(Dataset items)
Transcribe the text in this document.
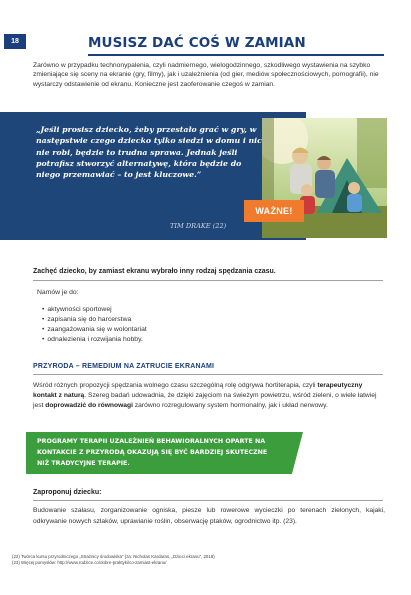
18	MUSISZ DAĆ COŚ W ZAMIAN

Zarówno w przypadku technonypalenia, czyli nadmiernego, wielogodzinnego, szkodliwego wystawienia na szybko zmieniające się sceny na ekranie (gry, filmy), jak i uzależnienia (od gier, mediów społecznościowych, pornografii), nie wystarczy odstawienie od ekranu. Konieczne jest zaoferowanie czegoś w zamian.

„Jeśli prosisz dziecko, żeby przestało grać w gry, w następstwie czego dziecko tylko siedzi w domu i nic nie robi, będzie to trudna sprawa. Jednak jeśli potrafisz stworzyć alternatywę, która będzie do niego przemawiać – to jest kluczowe.”

TIM DRAKE (22)
WAŻNE!

Zachęć dziecko, by zamiast ekranu wybrało inny rodzaj spędzania czasu.

Namów je do:

• aktywności sportowej
• zapisania się do harcerstwa
• zaangażowania się w wolontariat
• odnalezienia i rozwijania hobby.
PRZYRODA – REMEDIUM NA ZATRUCIE EKRANAMI

Wśród różnych propozycji spędzania wolnego czasu szczególną rolę odgrywa hortiterapia, czyli terapeutyczny kontakt z naturą. Szereg badań udowadnia, że dzięki zajęciom na świeżym powietrzu, wśród zieleni, o wiele łatwiej jest doprowadzić do równowagi zarówno rozregulowany system hormonalny, jak i układ nerwowy.

PROGRAMY TERAPII UZALEŻNIEŃ BEHAWIORALNYCH OPARTE NA KONTAKCIE Z PRZYRODĄ OKAZUJĄ SIĘ BYĆ BARDZIEJ SKUTECZNE NIŻ TRADYCYJNE TERAPIE.

Zaproponuj dziecku:

Budowanie szałasu, zorganizowanie ogniska, piesze lub rowerowe wycieczki po terenach zielonych, kajaki, odkrywanie nowych szlaków, uprawianie roślin, obserwację ptaków, ogrodnictwo itp. (23).

(22) Twórca kursu przyrodniczego „Strażnicy środowiska” (za: Nicholas Kardaras, „Dzieci ekranu”, 2018)
(23) Więcej pomysłów: http://www.rodzice.co/dobre-praktyki/co-zamiast-ekranu/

## Required task
State how many lines of the data include the word "spędzania", with nothing else.

## Solved exercise
2